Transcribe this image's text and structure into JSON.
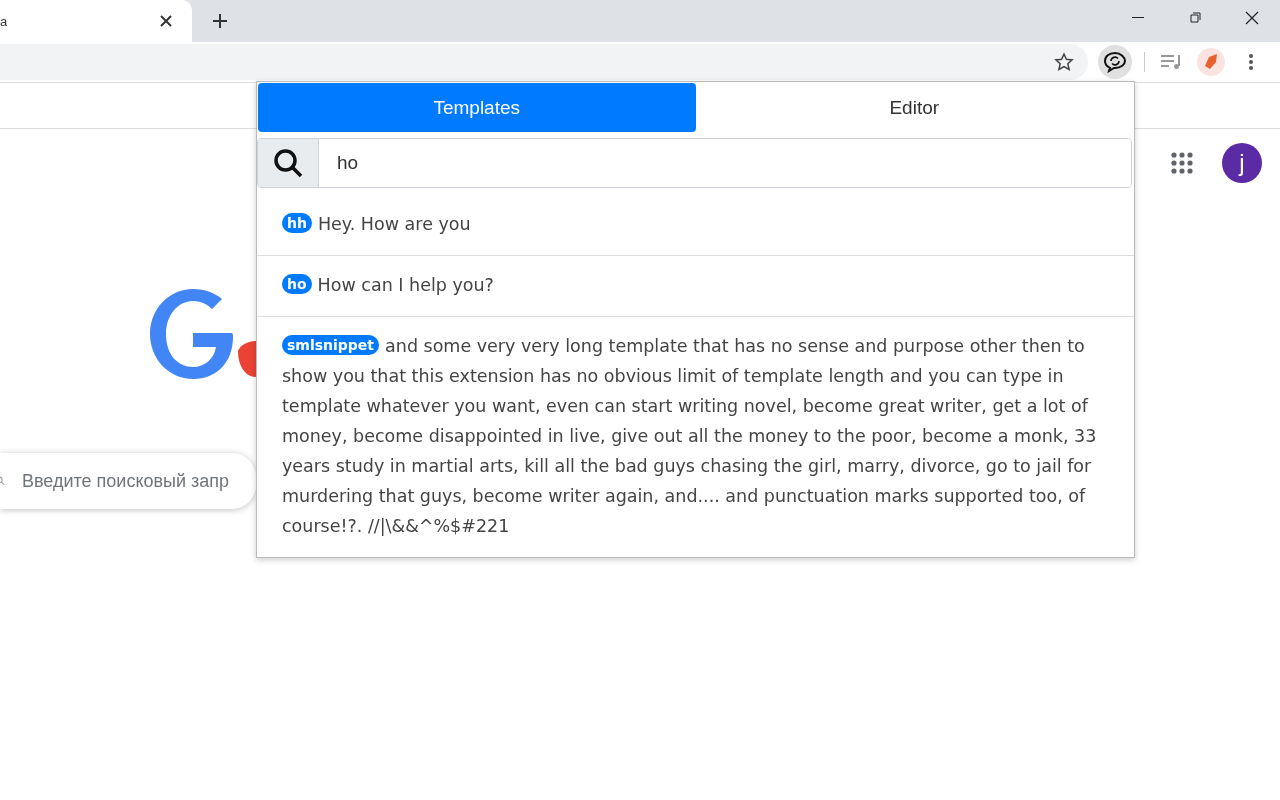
{
  "browser": {
    "tab_title": "a"
  },
  "page": {
    "search": {
      "placeholder": "Введите поисковый запр"
    },
    "avatar": "j"
  },
  "popup": {
    "tabs": [
      {
        "label": "Templates",
        "selected": true
      },
      {
        "label": "Editor",
        "selected": false
      }
    ],
    "search": {
      "value": "ho"
    },
    "templates": [
      {
        "shortcut": "hh",
        "text": "Hey. How are you"
      },
      {
        "shortcut": "ho",
        "text": "How can I help you?"
      },
      {
        "shortcut": "smlsnippet",
        "text": "and some very very long template that has no sense and purpose other then to show you that this extension has no obvious limit of template length and you can type in template whatever you want, even can start writing novel, become great writer, get a lot of money, become disappointed in live, give out all the money to the poor, become a monk, 33 years study in martial arts, kill all the bad guys chasing the girl, marry, divorce, go to jail for murdering that guys, become writer again, and.... and punctuation marks supported too, of course!?. //|\\&&^%$#221"
      }
    ]
  }
}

→ Task prompt: Will you restate every entry word for word and omit the images?

→ Task response:
Transcribe this image's text and structure into JSON.
{
  "browser": {
    "tab_title": "a"
  },
  "page": {
    "search": {
      "placeholder": "Введите поисковый запр"
    },
    "avatar": "j"
  },
  "popup": {
    "tabs": [
      {
        "label": "Templates",
        "selected": true
      },
      {
        "label": "Editor",
        "selected": false
      }
    ],
    "search": {
      "value": "ho"
    },
    "templates": [
      {
        "shortcut": "hh",
        "text": "Hey. How are you"
      },
      {
        "shortcut": "ho",
        "text": "How can I help you?"
      },
      {
        "shortcut": "smlsnippet",
        "text": "and some very very long template that has no sense and purpose other then to show you that this extension has no obvious limit of template length and you can type in template whatever you want, even can start writing novel, become great writer, get a lot of money, become disappointed in live, give out all the money to the poor, become a monk, 33 years study in martial arts, kill all the bad guys chasing the girl, marry, divorce, go to jail for murdering that guys, become writer again, and.... and punctuation marks supported too, of course!?. //|\\&&^%$#221"
      }
    ]
  }
}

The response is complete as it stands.